*** Page text ***

The best way to understand a binding is to watch one evolve from start to finish. This section examines a binding from its inception, into the construction of the binding, and through its use in a XUL document. At the end of the section, you should be able to take the pieces and construct your own binding, so try to follow it like a step-by-step guide.
Design is important in XBL. The implementation can sometimes be tricky; for example, when you intend to reuse the binding elsewhere or when others use it in a way you don't foresee. Ideally, a binding should be as small as possible to facilitate reuse. And it's a good idea to separate your binding into smaller pieces -- perhaps smaller "subbindings" -- so you can recombine when necessary. You could design the <datafield/> widget mentioned in the introduction -- for example, as a combination of the XUL <textfield/> widget and your own new binding, <validator/>, which you could then use elsewhere.
The widget constructed in this section is a good example of a small, reusable binding. It is a special text input widget called inputfield -- a self-contained extension to a XUL textbox that can be used on its own or as part of another binding. The binding combines a <label> and a <textbox>, allows child elements, and offers functions that work with the data and style of the <textbox>.

*** Dataset ***

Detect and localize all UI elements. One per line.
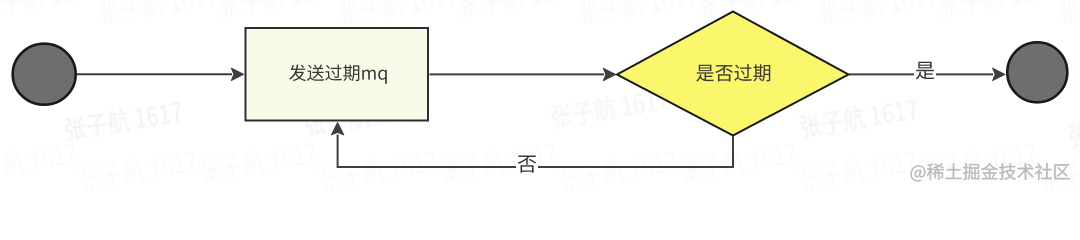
watermark tile row3-9 "张子航 1617" (faint, bottom) [1039,149,1080,191]
edge label 否 [518,156,537,173]
diamond label 是否过期 [696,64,770,82]
arrowhead into end circle [993,68,1005,80]
watermark tile row1-0 "张子航 1617" (faint, cut at top) [0,0,98,18]
process rect [246,28,429,121]
watermark tile row1-4 "张子航 1617" (faint, cut at top) [459,0,579,18]
watermark tile row2-3 "张子航 1617" [799,97,919,139]
watermark tile row1-7 "张子航 1617" (faint, cut at top) [819,0,939,25]
watermark tile row1-5 "张子航 1617" (faint, cut at top) [579,0,699,25]
watermark tile row2-1 "张子航 1617" [304,95,424,137]
watermark tile row3-8 "张子航 1617" (faint, bottom) [919,141,1039,183]
watermark tile row3-6 "张子航 1617" (faint, bottom) [679,141,799,183]
watermark tile row1-9 "张子航 1617" (faint, cut at top) [1059,0,1080,25]
watermark tile row2-2 "张子航 1617" [550,87,670,129]
end circle [1007,42,1067,102]
arrowhead into rect left [231,68,243,80]
watermark tile row1-2 "张子航 1617" (faint, cut at top) [219,0,339,18]
rect label 发送过期mq [289,64,387,83]
watermark tile row1-1 "张子航 1617" (faint, cut at top) [99,0,219,25]
start circle [13,44,76,105]
watermark tile row3-5 "张子航 1617" (faint, bottom) [559,149,679,191]
watermark tile row2-0 "张子航 1617" [64,99,184,141]
wire start-circle to rect [77,73,232,75]
label 是 white background [914,60,936,82]
watermark tile row3-7 "张子航 1617" (faint, bottom) [799,149,919,191]
wire rect to diamond [430,73,605,75]
watermark tile row2-4 "张子航 1617" [1068,106,1080,148]
decision diamond [617,12,849,136]
watermark tile row3-3 "张子航 1617" (faint, bottom) [319,149,439,191]
arrowhead into diamond left vertex [603,68,615,80]
watermark tile row3-2 "张子航 1617" (faint, bottom) [199,141,319,183]
wire diamond to end-circle [849,73,993,75]
edge label 是 [916,62,935,80]
watermark tile row3-0 "张子航 1617" (faint, bottom) [0,141,78,183]
watermark tile row1-8 "张子航 1617" (faint, cut at top) [939,0,1059,18]
wire feedback loop diamond bottom to rect bottom [338,135,733,168]
watermark tile row3-1 "张子航 1617" (faint, bottom) [79,149,199,191]
label 否 white background [516,153,538,175]
watermark bottom-right "@稀土掘金技术社区" [911,163,1070,181]
arrowhead up into rect bottom [331,123,343,135]
watermark tile row3-4 "张子航 1617" (faint, bottom) [439,141,559,183]
watermark tile row1-3 "张子航 1617" (faint, cut at top) [339,0,459,25]
watermark tile row1-6 "张子航 1617" (faint, cut at top) [699,0,819,18]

***

__Job A__: Reproduce the page text in full, word for word.
__Job B__: Copy the data listing rows from the line containing "watermark tile row3-9" through the line containing "watermark tile row2-3", both ends included, and give nothing else.

__Answer A__:
The best way to understand a binding is to watch one evolve from start to finish. This section examines a binding from its inception, into the construction of the binding, and through its use in a XUL document. At the end of the section, you should be able to take the pieces and construct your own binding, so try to follow it like a step-by-step guide.
Design is important in XBL. The implementation can sometimes be tricky; for example, when you intend to reuse the binding elsewhere or when others use it in a way you don't foresee. Ideally, a binding should be as small as possible to facilitate reuse. And it's a good idea to separate your binding into smaller pieces -- perhaps smaller "subbindings" -- so you can recombine when necessary. You could design the <datafield/> widget mentioned in the introduction -- for example, as a combination of the XUL <textfield/> widget and your own new binding, <validator/>, which you could then use elsewhere.
The widget constructed in this section is a good example of a small, reusable binding. It is a special text input widget called inputfield -- a self-contained extension to a XUL textbox that can be used on its own or as part of another binding. The binding combines a <label> and a <textbox>, allows child elements, and offers functions that work with the data and style of the <textbox>.

__Answer B__:
watermark tile row3-9 "张子航 1617" (faint, bottom) [1039,149,1080,191]
edge label 否 [518,156,537,173]
diamond label 是否过期 [696,64,770,82]
arrowhead into end circle [993,68,1005,80]
watermark tile row1-0 "张子航 1617" (faint, cut at top) [0,0,98,18]
process rect [246,28,429,121]
watermark tile row1-4 "张子航 1617" (faint, cut at top) [459,0,579,18]
watermark tile row2-3 "张子航 1617" [799,97,919,139]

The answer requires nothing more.